■ DIRECTIONS FOR THIS TASK:
Locate the word "xlabel" in the material, then show every line that holds it.

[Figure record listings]
────────────────────────────────────────

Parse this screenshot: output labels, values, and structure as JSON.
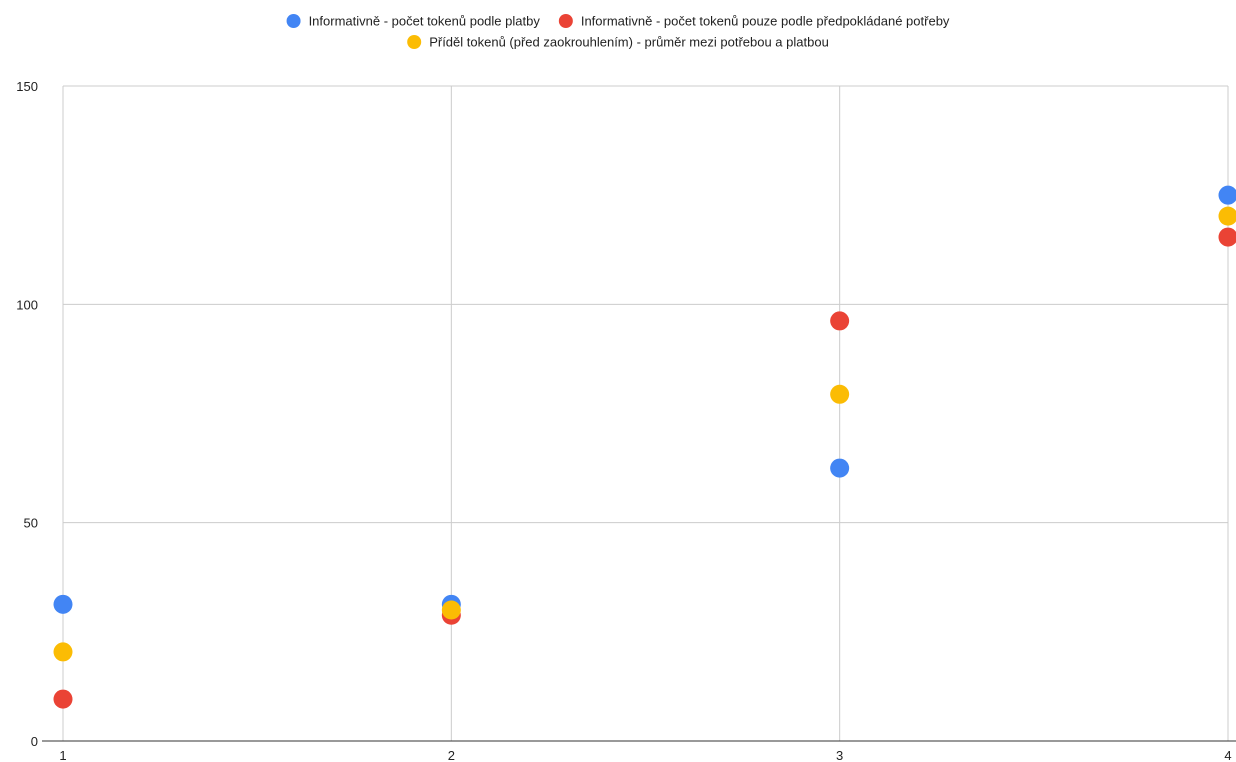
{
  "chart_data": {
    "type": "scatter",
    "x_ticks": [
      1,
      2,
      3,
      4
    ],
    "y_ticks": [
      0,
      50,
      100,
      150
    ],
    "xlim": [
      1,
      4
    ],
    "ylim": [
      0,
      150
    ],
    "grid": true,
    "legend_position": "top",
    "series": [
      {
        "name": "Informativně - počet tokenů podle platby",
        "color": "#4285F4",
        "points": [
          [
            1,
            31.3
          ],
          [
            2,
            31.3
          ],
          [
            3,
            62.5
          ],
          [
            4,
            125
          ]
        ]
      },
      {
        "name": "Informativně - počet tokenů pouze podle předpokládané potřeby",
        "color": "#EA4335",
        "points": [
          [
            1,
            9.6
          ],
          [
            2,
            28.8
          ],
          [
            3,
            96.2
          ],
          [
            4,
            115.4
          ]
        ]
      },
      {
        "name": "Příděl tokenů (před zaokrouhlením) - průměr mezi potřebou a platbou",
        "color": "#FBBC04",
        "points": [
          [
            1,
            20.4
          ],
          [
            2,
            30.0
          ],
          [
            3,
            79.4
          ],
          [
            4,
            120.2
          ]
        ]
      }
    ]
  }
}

────────────────────────────────────────

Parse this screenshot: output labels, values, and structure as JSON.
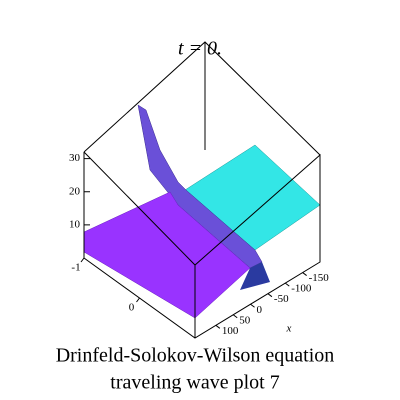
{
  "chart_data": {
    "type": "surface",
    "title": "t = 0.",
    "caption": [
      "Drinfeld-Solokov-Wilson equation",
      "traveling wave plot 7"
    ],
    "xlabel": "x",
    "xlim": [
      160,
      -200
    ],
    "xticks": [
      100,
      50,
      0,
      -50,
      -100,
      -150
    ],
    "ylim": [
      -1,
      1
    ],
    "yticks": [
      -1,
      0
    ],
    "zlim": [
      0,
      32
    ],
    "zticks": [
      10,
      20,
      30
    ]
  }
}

────────────────────────────────────────

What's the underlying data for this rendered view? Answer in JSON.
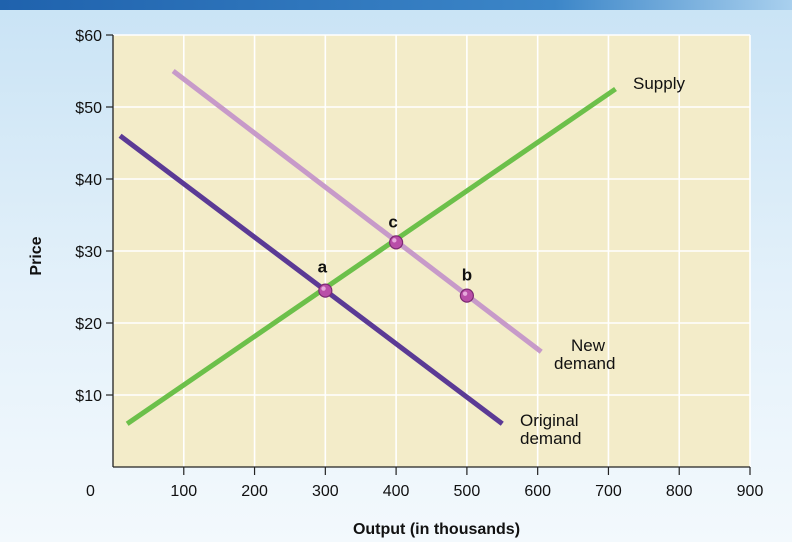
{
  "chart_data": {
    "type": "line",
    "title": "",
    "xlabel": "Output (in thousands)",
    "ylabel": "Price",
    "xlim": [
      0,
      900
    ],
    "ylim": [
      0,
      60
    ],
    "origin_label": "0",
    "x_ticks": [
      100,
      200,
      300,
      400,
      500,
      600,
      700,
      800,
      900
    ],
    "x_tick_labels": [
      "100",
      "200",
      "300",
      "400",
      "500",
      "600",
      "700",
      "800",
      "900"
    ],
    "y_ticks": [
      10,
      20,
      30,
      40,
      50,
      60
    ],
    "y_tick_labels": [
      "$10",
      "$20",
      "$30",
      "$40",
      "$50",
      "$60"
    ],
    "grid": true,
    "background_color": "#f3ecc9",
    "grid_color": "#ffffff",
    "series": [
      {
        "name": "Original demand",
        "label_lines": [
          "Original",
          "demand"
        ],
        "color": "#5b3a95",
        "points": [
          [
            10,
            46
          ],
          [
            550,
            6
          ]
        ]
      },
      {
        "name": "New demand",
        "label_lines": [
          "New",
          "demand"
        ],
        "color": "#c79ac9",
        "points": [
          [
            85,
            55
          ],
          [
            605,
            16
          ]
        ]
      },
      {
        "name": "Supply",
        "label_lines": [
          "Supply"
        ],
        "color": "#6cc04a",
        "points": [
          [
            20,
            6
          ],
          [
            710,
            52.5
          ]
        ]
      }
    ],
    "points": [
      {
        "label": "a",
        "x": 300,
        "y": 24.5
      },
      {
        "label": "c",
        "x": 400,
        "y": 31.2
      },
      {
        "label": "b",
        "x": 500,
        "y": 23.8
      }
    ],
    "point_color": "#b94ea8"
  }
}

────────────────────────────────────────

■ WRITTEN ANSWER:
    "xlabel": "x",
    "xlabel": "Output (in thousands)",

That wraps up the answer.